The request -> Locate every line below that contains the word "subtitle" and copy it.

Entries provided ->
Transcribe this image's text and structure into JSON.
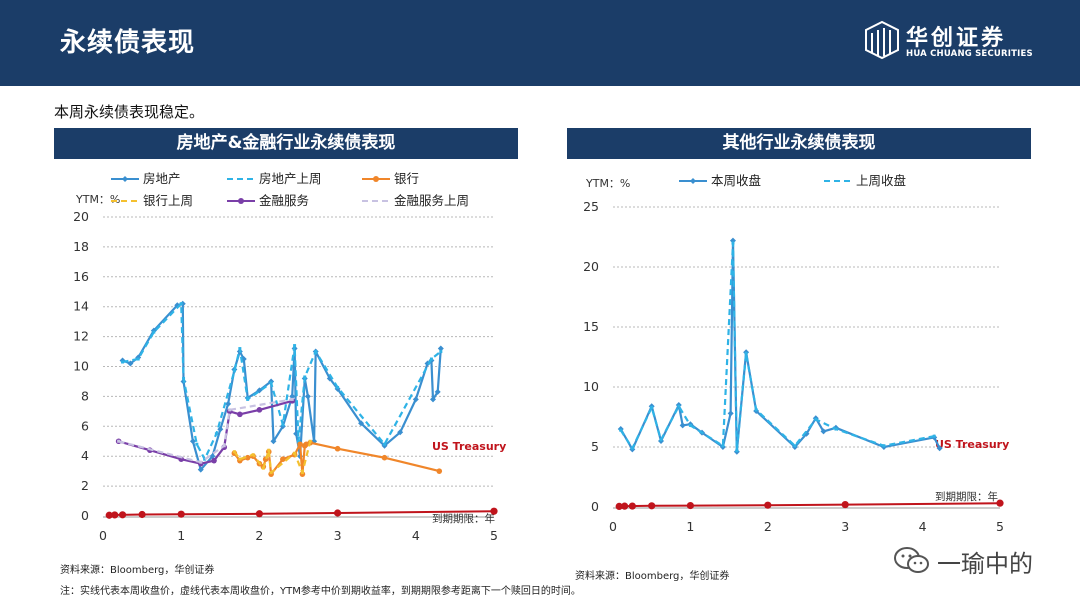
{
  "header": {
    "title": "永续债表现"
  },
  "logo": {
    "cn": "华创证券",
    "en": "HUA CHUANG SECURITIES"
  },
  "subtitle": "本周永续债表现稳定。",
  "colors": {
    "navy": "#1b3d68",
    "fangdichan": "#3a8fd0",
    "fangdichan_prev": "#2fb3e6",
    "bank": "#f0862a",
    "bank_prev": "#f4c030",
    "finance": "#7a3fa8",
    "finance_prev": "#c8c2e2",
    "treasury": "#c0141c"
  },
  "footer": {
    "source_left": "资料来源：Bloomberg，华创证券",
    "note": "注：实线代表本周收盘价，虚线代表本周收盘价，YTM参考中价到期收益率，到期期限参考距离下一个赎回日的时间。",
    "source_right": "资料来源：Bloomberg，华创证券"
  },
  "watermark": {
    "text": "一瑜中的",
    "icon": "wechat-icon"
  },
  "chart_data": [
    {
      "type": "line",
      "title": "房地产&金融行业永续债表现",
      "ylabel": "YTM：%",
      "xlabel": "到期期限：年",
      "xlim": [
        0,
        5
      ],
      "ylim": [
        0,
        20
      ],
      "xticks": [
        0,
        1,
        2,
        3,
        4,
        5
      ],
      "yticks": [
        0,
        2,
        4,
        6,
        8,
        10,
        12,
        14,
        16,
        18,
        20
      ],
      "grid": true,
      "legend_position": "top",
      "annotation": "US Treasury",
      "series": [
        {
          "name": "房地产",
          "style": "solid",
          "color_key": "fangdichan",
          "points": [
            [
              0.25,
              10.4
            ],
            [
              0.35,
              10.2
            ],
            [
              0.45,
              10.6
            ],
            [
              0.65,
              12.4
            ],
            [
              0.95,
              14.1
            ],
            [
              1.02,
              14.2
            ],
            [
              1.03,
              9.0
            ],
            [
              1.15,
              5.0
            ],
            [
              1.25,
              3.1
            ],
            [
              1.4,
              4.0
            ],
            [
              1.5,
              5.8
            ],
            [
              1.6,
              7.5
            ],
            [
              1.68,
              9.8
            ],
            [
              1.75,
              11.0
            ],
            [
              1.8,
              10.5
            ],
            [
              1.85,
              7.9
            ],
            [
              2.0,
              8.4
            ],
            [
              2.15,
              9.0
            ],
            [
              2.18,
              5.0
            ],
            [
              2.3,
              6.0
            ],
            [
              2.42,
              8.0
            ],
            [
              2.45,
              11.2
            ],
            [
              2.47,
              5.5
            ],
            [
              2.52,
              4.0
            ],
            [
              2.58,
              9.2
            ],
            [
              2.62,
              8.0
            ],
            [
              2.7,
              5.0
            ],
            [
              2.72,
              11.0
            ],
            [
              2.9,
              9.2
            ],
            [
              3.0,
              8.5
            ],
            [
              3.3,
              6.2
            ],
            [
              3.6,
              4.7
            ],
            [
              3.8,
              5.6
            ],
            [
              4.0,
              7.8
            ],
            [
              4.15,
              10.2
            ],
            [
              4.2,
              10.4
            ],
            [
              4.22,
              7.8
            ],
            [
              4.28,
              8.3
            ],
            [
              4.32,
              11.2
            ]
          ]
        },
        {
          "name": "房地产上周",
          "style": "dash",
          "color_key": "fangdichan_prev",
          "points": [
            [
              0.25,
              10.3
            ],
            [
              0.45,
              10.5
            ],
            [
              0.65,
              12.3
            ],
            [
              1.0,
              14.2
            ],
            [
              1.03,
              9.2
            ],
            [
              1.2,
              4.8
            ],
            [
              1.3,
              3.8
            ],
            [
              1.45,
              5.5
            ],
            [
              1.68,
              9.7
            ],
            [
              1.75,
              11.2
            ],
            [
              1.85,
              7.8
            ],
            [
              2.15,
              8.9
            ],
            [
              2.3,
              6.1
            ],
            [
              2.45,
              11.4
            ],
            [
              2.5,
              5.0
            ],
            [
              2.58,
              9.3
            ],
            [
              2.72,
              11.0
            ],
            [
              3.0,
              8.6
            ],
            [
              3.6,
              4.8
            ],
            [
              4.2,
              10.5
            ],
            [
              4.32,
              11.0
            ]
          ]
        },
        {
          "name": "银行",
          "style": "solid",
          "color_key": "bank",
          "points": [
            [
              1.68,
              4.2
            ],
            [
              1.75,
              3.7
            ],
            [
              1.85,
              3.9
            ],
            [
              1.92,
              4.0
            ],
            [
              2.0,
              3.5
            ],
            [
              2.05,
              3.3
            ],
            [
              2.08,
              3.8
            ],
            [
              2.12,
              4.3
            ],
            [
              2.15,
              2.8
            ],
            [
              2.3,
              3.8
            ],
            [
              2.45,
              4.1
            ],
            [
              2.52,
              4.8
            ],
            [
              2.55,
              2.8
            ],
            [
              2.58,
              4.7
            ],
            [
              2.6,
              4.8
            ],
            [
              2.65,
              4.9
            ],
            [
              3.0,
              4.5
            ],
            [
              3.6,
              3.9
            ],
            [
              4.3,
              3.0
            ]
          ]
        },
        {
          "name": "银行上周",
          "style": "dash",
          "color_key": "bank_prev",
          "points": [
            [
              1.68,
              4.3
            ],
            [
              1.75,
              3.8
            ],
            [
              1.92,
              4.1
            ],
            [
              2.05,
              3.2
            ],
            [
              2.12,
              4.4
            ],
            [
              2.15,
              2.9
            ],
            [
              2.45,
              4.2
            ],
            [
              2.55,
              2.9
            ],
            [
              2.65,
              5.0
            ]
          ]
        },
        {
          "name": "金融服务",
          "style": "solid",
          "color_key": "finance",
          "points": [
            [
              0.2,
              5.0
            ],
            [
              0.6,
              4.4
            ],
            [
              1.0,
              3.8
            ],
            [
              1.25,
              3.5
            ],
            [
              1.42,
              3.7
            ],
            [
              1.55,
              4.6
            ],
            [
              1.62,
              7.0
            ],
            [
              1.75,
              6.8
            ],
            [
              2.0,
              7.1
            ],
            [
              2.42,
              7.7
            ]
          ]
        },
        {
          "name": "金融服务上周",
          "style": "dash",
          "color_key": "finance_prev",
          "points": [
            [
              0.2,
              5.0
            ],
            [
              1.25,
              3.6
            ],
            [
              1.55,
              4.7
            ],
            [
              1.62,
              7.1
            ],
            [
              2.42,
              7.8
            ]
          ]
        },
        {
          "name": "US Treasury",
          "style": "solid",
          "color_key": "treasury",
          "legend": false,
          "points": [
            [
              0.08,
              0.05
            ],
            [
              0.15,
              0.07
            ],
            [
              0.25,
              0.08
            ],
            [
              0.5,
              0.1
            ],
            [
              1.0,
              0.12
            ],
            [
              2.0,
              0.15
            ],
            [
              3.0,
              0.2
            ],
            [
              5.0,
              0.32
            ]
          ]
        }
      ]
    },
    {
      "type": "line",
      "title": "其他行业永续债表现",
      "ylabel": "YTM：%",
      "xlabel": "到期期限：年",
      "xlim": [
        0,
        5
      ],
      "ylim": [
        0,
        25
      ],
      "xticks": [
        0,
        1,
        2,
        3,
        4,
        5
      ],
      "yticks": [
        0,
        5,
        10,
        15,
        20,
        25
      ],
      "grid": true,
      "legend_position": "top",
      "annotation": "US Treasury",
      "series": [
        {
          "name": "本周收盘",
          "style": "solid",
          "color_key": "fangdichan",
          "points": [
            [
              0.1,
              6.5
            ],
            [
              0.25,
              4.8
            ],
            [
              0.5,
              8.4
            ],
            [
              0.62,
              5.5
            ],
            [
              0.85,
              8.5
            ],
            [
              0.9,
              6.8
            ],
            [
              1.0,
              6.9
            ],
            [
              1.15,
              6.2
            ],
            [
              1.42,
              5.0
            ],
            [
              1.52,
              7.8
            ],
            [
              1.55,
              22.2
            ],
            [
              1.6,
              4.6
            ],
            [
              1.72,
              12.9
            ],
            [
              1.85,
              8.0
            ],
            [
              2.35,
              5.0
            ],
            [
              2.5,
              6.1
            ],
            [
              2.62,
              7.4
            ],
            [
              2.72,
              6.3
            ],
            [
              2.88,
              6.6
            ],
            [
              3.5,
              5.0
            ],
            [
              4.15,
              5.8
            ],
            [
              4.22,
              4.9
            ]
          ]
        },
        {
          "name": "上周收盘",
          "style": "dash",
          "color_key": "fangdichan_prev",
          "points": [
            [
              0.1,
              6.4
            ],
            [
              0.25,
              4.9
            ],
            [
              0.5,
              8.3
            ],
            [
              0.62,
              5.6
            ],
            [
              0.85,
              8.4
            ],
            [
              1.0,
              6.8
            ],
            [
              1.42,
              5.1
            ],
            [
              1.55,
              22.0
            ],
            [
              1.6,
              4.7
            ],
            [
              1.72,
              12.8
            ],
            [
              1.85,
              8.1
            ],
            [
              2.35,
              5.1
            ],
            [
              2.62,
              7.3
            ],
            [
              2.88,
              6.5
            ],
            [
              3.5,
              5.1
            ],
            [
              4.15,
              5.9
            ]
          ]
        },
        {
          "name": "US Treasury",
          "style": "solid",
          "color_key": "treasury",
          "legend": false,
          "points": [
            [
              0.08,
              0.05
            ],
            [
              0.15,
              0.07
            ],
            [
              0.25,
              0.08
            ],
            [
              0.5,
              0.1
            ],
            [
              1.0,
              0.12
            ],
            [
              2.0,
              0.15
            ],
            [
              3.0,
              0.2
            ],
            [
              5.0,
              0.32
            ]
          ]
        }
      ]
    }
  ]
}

==

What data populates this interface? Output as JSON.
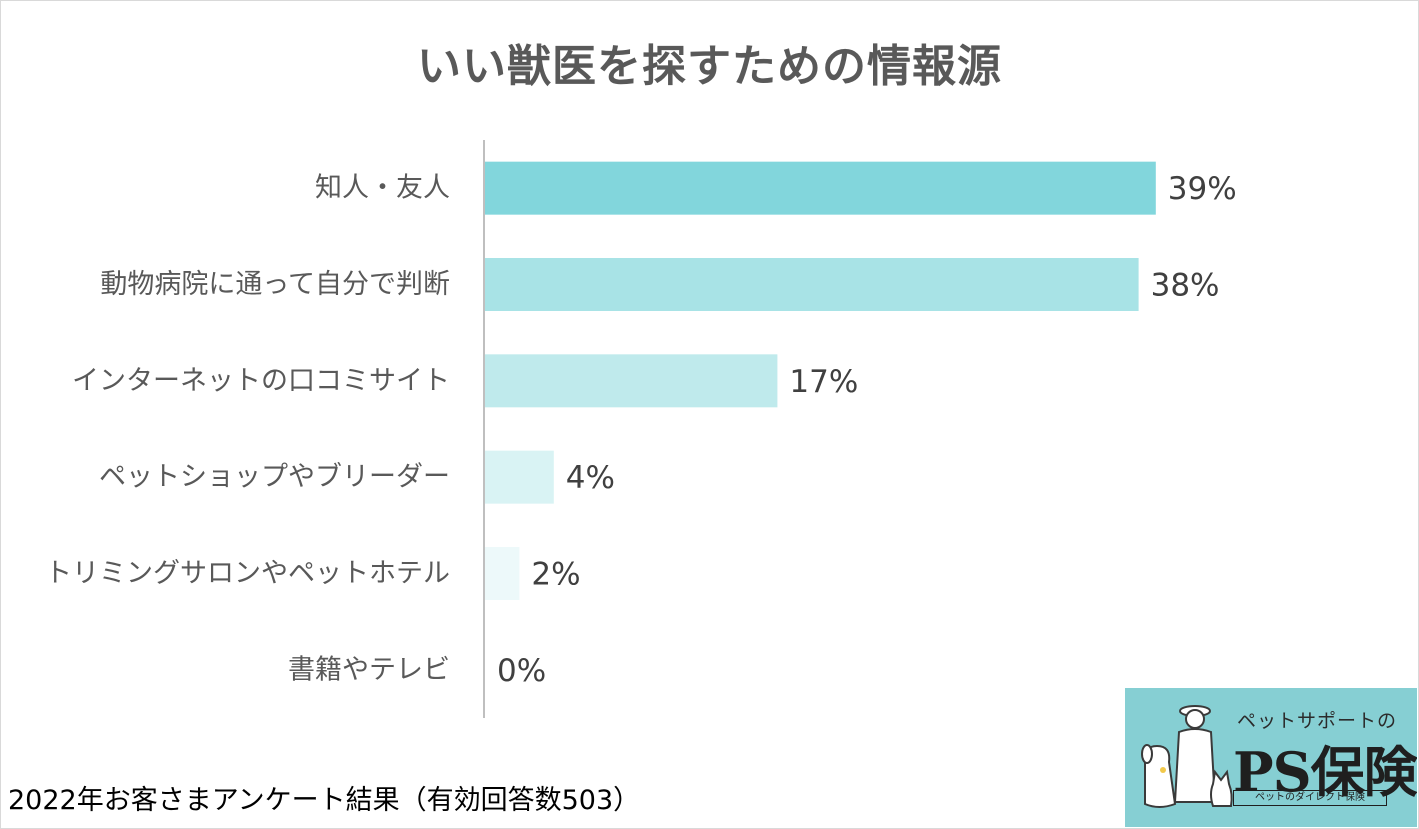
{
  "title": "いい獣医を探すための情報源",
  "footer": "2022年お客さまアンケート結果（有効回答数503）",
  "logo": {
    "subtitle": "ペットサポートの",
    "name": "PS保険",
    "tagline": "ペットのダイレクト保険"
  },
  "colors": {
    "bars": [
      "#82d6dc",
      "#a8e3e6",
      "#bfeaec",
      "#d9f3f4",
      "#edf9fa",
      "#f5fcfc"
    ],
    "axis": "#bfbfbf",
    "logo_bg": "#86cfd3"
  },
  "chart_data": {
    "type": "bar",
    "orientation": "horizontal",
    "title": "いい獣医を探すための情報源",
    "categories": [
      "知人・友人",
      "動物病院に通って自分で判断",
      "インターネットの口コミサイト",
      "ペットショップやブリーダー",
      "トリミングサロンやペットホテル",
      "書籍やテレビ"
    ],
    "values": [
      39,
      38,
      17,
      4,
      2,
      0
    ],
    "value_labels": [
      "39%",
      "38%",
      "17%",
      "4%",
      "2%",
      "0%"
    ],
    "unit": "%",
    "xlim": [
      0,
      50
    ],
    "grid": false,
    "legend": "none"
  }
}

Exercise answer ->
  "subtitle": "本周永续债表现稳定。",
    "subtitle": "ペットサポートの",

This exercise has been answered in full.